(Items listed in a dataset)
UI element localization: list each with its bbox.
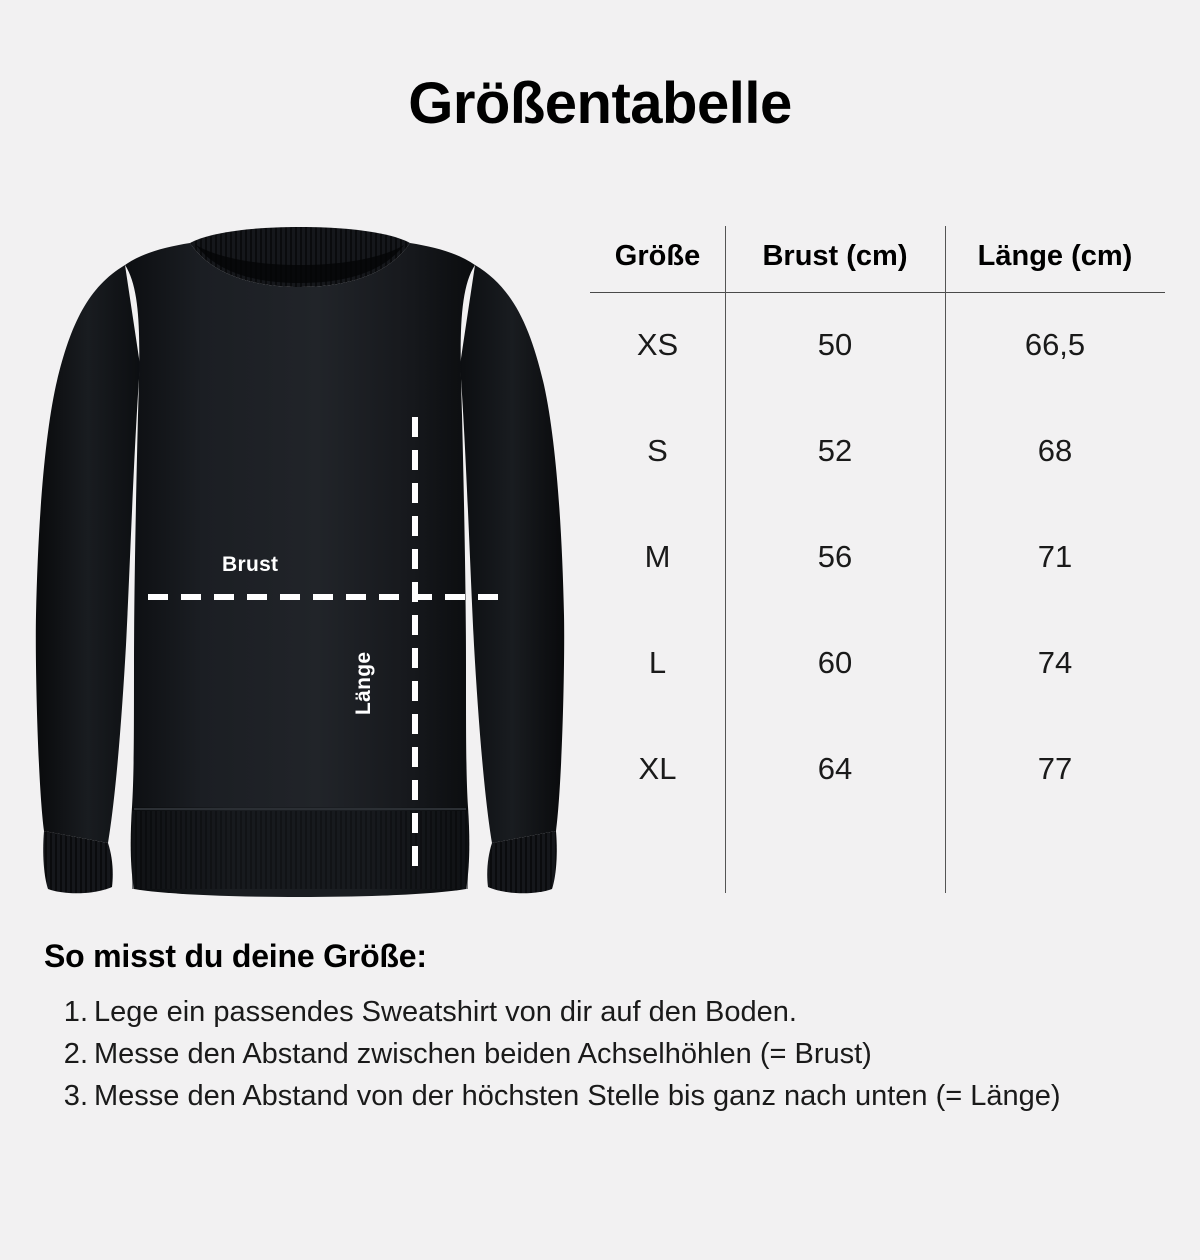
left-cuff (43, 831, 113, 894)
table-row: XS (636, 327, 679, 362)
table-row: XL (638, 751, 677, 786)
list-item: Messe den Abstand von der höchsten Stell… (58, 1075, 1061, 1117)
right-cuff (487, 831, 557, 894)
table-divider-1 (725, 226, 726, 893)
chest-measure-label: Brust (222, 553, 279, 576)
list-item: Messe den Abstand zwischen beiden Achsel… (58, 1033, 872, 1075)
table-row: 56 (817, 539, 853, 574)
table-row: 50 (817, 327, 853, 362)
left-sleeve (35, 265, 140, 843)
table-row: M (644, 539, 671, 574)
table-row: 68 (1037, 433, 1073, 468)
table-row: 66,5 (1024, 327, 1086, 362)
sweatshirt-svg (35, 227, 565, 897)
garment-illustration: Brust Länge (30, 195, 570, 915)
howto-heading: So misst du deine Größe: (44, 938, 427, 974)
right-sleeve (460, 265, 565, 843)
page-title: Größentabelle (408, 71, 792, 136)
collar-inner (196, 245, 404, 283)
howto-section: So misst du deine Größe: Lege ein passen… (44, 938, 1154, 1117)
table-row: S (647, 433, 668, 468)
body (125, 243, 475, 807)
list-item: Lege ein passendes Sweatshirt von dir au… (58, 991, 797, 1033)
table-row: 64 (817, 751, 853, 786)
table-header-length: Länge (cm) (977, 239, 1133, 272)
table-header-chest: Brust (cm) (762, 239, 908, 272)
length-measure-label: Länge (352, 651, 375, 715)
table-header-rule (590, 292, 1165, 293)
howto-list: Lege ein passendes Sweatshirt von dir au… (44, 991, 1154, 1117)
table-row: L (648, 645, 667, 680)
table-header-size: Größe (614, 239, 701, 272)
table-row: 60 (817, 645, 853, 680)
table-divider-2 (945, 226, 946, 893)
size-table: Größe Brust (cm) Länge (cm) XS 50 66,5 S… (590, 220, 1165, 895)
table-row: 74 (1037, 645, 1073, 680)
table-row: 71 (1037, 539, 1073, 574)
table-row: 77 (1037, 751, 1073, 786)
table-row: 52 (817, 433, 853, 468)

■ Work to be completed
Copy every line of the items above word for word, and leave out the pictures.

■ Solution for this problem
UI element localization: list each with its bbox.
left-cuff (43, 831, 113, 894)
table-row: XS (636, 327, 679, 362)
table-row: XL (638, 751, 677, 786)
list-item: Messe den Abstand von der höchsten Stell… (58, 1075, 1061, 1117)
right-cuff (487, 831, 557, 894)
table-divider-1 (725, 226, 726, 893)
chest-measure-label: Brust (222, 553, 279, 576)
list-item: Messe den Abstand zwischen beiden Achsel… (58, 1033, 872, 1075)
table-row: 56 (817, 539, 853, 574)
table-row: 50 (817, 327, 853, 362)
left-sleeve (35, 265, 140, 843)
table-row: M (644, 539, 671, 574)
table-row: 68 (1037, 433, 1073, 468)
table-row: 66,5 (1024, 327, 1086, 362)
sweatshirt-svg (35, 227, 565, 897)
garment-illustration: Brust Länge (30, 195, 570, 915)
howto-heading: So misst du deine Größe: (44, 938, 427, 974)
right-sleeve (460, 265, 565, 843)
page-title: Größentabelle (408, 71, 792, 136)
collar-inner (196, 245, 404, 283)
howto-section: So misst du deine Größe: Lege ein passen… (44, 938, 1154, 1117)
table-row: S (647, 433, 668, 468)
body (125, 243, 475, 807)
list-item: Lege ein passendes Sweatshirt von dir au… (58, 991, 797, 1033)
table-row: 64 (817, 751, 853, 786)
table-header-length: Länge (cm) (977, 239, 1133, 272)
table-header-chest: Brust (cm) (762, 239, 908, 272)
length-measure-label: Länge (352, 651, 375, 715)
table-header-rule (590, 292, 1165, 293)
howto-list: Lege ein passendes Sweatshirt von dir au… (44, 991, 1154, 1117)
table-row: L (648, 645, 667, 680)
table-header-size: Größe (614, 239, 701, 272)
table-row: 60 (817, 645, 853, 680)
table-divider-2 (945, 226, 946, 893)
size-table: Größe Brust (cm) Länge (cm) XS 50 66,5 S… (590, 220, 1165, 895)
table-row: 74 (1037, 645, 1073, 680)
table-row: 71 (1037, 539, 1073, 574)
table-row: 77 (1037, 751, 1073, 786)
table-row: 52 (817, 433, 853, 468)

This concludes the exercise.